Task brief: Reproduce word for word the stretch of the housing news text from "Gross likes Fannie" through "down Bear Stearns.".

Text:
A government measure of housing prices dropped to the lowest on record in the first quarter. The Office of Federal Housing Enterprise Oversight said home sale prices plummeted a seasonally adjusted 1.7 percent from the previous quarter and 3.1 percent from a year earlier.

The measure is conservative because it only looks at mortgages backed by the quasi-governmental Fannie Mae and Freddie Mac—meaning it doesn’t measure most of the subprime stuff stinking up the markets. The WSJ on A2:

Other nationwide indexes show steeper declines. The S&P/Case-Shiller index, which includes a broader variety of mortgages and which showed a nationwide drop of 8.9% in the fourth quarter from a year earlier, is set to release first-quarter figures next week.

“The OFHEO report shows the weakness in the housing market, but does not, in our view, fully portray the dire state of the market,” Lehman Brothers economist Michelle Meyer said in a note to clients.

Bloomberg writes that mortgage originations will fall 18 percent this year, according to a trade group. The Journal on A5 reports that Fannie and Freddie say they’re cutting interest rates on jumbo mortgages—those over $417,000 a year—months after Congress temporarily allowed them to buy the notes up to $730,000.

Feds bust California housing scam

California and the FBI said they busted a bizarre foreclosure scam that affected hundreds of homeowners, many of whom didn’t speak English, the Los Angeles Times reports.

At the heart of the alleged scheme were land grant transfers, used hundreds of years ago when the United States was still acquiring land from other countries. They are no longer recognized by any court or county assessor…

In San Diego, for example, the company attached a copy of a survey from the Spanish Land Grant of 1872 and told victims that the deed reinstated the land grant and would protect homes from foreclosure, the attorney general’s office said.

Gross likes Fannie and Freddie

Pimco’s Bill Gross, one of the smartest people in finance, is buying up mortgage bonds, the FT reports. But not the subprime “trash.” Gross says the government’s implicit backing of Fannie and Freddie, which it has stepped up in recent months, make them good investments. Mortgage bonds now make up 60 percent of the holdings in his fund, the world’s biggest. That’s up from 20 percent a year ago.

Is Lehman fudging its earnings to avoid Bear-like panic?

The WSJ‘s Heard on the Street column focuses on a hedge fund manager who says Lehman Brothers is manipulating its earnings to stave off the panic that took down Bear Stearns.

Lehman registered a $695 million gain on “hard-to-value equities” in the first quarter, ten times its average quarterly gain in that area over the previous year. That led to a half-a-billion dollar profit, “calming investors,” the WSJ says.

While the hedge-fund manager is shorting the stock, which means he bets it will go down, there’s lots of wiggle room in the accounting for these banks to manipulate, as Bloomberg has reported. We have a feeling this (not necessarily for Lehman, but for everyone) is something to watch.

Collected data entries
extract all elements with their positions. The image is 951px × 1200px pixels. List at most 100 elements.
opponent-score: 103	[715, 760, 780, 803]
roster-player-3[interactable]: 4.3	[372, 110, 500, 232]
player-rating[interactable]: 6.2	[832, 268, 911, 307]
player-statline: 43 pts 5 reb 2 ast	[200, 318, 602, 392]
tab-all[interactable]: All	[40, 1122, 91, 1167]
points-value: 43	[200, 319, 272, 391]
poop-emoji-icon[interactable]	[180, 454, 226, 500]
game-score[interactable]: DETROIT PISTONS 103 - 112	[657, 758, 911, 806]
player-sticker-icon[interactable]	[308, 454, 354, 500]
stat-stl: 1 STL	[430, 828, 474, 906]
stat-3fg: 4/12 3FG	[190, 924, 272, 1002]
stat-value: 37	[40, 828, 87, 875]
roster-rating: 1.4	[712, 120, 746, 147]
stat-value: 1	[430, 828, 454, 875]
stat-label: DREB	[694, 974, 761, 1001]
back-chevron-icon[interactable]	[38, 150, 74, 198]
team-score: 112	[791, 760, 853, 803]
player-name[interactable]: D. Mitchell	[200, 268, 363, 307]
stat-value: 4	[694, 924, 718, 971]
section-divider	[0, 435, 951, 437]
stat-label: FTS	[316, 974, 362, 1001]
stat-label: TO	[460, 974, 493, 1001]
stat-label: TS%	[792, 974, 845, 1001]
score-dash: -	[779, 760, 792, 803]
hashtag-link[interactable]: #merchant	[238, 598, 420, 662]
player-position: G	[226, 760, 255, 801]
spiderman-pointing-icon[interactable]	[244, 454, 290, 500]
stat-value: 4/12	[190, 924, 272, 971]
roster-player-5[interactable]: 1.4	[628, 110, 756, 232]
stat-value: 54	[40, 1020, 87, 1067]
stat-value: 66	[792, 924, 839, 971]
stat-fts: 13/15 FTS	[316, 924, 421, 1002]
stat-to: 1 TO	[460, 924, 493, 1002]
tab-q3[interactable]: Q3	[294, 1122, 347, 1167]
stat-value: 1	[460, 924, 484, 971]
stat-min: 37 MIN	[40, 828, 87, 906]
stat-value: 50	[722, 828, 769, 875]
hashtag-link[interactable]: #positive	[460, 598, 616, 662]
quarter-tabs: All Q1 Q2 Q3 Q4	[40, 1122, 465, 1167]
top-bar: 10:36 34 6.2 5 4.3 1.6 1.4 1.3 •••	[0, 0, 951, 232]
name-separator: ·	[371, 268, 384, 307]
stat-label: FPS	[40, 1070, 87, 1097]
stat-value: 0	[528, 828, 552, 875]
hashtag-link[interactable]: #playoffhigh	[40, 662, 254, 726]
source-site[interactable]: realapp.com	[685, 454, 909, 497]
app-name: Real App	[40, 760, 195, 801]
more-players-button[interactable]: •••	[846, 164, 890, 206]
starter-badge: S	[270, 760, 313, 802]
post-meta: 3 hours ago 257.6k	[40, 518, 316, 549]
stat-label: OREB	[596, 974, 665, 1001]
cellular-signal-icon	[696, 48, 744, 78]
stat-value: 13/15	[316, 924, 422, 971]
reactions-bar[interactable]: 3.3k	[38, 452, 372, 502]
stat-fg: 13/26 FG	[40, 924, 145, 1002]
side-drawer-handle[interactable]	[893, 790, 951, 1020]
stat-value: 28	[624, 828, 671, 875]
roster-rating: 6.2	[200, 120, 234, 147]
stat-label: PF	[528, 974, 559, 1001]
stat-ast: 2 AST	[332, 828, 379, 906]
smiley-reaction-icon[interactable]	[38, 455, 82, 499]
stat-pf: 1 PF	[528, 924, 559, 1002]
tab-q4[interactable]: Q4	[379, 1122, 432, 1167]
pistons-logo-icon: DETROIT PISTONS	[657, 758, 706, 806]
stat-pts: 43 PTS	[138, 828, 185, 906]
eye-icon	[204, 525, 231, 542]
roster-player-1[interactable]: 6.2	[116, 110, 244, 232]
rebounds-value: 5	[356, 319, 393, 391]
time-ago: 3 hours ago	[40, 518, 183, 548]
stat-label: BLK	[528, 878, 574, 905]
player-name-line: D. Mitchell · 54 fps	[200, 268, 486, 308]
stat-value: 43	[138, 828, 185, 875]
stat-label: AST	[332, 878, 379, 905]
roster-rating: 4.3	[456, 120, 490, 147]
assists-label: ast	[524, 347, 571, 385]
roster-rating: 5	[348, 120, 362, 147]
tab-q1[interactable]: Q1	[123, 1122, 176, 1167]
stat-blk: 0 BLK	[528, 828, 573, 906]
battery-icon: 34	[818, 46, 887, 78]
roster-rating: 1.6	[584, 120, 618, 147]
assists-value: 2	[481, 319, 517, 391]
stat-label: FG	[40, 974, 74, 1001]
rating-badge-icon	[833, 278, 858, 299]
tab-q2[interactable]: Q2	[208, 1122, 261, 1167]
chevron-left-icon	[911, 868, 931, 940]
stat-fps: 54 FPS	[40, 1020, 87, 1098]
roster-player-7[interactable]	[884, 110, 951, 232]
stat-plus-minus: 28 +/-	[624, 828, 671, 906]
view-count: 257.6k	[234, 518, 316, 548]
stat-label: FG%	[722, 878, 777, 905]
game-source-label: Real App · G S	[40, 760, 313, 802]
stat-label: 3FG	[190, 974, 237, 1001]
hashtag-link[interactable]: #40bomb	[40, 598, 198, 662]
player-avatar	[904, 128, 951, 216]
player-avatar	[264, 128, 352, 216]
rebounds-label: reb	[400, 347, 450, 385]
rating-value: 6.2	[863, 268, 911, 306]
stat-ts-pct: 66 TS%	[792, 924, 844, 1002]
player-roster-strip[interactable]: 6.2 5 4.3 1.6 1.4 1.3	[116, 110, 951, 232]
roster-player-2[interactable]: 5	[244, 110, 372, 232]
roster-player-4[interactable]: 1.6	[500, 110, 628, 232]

Expected answer:
Gross likes Fannie and Freddie

Pimco’s Bill Gross, one of the smartest people in finance, is buying up mortgage bonds, the FT reports. But not the subprime “trash.” Gross says the government’s implicit backing of Fannie and Freddie, which it has stepped up in recent months, make them good investments. Mortgage bonds now make up 60 percent of the holdings in his fund, the world’s biggest. That’s up from 20 percent a year ago.

Is Lehman fudging its earnings to avoid Bear-like panic?

The WSJ‘s Heard on the Street column focuses on a hedge fund manager who says Lehman Brothers is manipulating its earnings to stave off the panic that took down Bear Stearns.